__EXERCISE INSTRUCTIONS__.
Repeat the listing in full, preserving every character.

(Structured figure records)
++++++
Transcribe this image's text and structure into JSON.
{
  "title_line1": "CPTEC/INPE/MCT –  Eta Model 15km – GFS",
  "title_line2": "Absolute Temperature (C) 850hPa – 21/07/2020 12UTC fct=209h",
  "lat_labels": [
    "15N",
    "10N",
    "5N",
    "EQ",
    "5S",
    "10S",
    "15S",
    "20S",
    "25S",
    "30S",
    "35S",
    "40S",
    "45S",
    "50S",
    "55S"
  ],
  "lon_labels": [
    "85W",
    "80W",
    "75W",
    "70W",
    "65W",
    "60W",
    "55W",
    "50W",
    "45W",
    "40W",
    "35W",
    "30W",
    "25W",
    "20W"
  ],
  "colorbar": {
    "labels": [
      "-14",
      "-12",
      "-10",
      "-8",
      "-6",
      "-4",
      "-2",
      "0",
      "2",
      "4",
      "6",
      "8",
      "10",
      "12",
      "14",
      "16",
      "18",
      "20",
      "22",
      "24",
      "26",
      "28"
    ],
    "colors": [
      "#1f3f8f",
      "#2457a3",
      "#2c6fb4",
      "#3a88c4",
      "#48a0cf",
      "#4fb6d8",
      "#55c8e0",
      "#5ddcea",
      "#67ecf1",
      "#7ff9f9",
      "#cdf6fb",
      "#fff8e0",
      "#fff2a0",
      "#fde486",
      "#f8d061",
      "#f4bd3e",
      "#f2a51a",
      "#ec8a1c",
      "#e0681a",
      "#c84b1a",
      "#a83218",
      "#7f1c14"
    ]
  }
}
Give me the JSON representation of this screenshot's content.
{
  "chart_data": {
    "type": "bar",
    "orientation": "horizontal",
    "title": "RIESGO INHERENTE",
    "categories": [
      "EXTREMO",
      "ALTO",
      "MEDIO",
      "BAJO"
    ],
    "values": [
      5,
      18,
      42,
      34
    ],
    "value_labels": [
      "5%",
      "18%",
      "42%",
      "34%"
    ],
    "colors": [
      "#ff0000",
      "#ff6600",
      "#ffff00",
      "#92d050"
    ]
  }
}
++++++
__SOLVED EXERCISE__.
Transcribe this image's text and structure into JSON.
{
  "title_line1": "CPTEC/INPE/MCT –  Eta Model 15km – GFS",
  "title_line2": "Absolute Temperature (C) 850hPa – 21/07/2020 12UTC fct=209h",
  "lat_labels": [
    "15N",
    "10N",
    "5N",
    "EQ",
    "5S",
    "10S",
    "15S",
    "20S",
    "25S",
    "30S",
    "35S",
    "40S",
    "45S",
    "50S",
    "55S"
  ],
  "lon_labels": [
    "85W",
    "80W",
    "75W",
    "70W",
    "65W",
    "60W",
    "55W",
    "50W",
    "45W",
    "40W",
    "35W",
    "30W",
    "25W",
    "20W"
  ],
  "colorbar": {
    "labels": [
      "-14",
      "-12",
      "-10",
      "-8",
      "-6",
      "-4",
      "-2",
      "0",
      "2",
      "4",
      "6",
      "8",
      "10",
      "12",
      "14",
      "16",
      "18",
      "20",
      "22",
      "24",
      "26",
      "28"
    ],
    "colors": [
      "#1f3f8f",
      "#2457a3",
      "#2c6fb4",
      "#3a88c4",
      "#48a0cf",
      "#4fb6d8",
      "#55c8e0",
      "#5ddcea",
      "#67ecf1",
      "#7ff9f9",
      "#cdf6fb",
      "#fff8e0",
      "#fff2a0",
      "#fde486",
      "#f8d061",
      "#f4bd3e",
      "#f2a51a",
      "#ec8a1c",
      "#e0681a",
      "#c84b1a",
      "#a83218",
      "#7f1c14"
    ]
  }
}
Give me the JSON representation of this screenshot's content.
{
  "chart_data": {
    "type": "bar",
    "orientation": "horizontal",
    "title": "RIESGO INHERENTE",
    "categories": [
      "EXTREMO",
      "ALTO",
      "MEDIO",
      "BAJO"
    ],
    "values": [
      5,
      18,
      42,
      34
    ],
    "value_labels": [
      "5%",
      "18%",
      "42%",
      "34%"
    ],
    "colors": [
      "#ff0000",
      "#ff6600",
      "#ffff00",
      "#92d050"
    ]
  }
}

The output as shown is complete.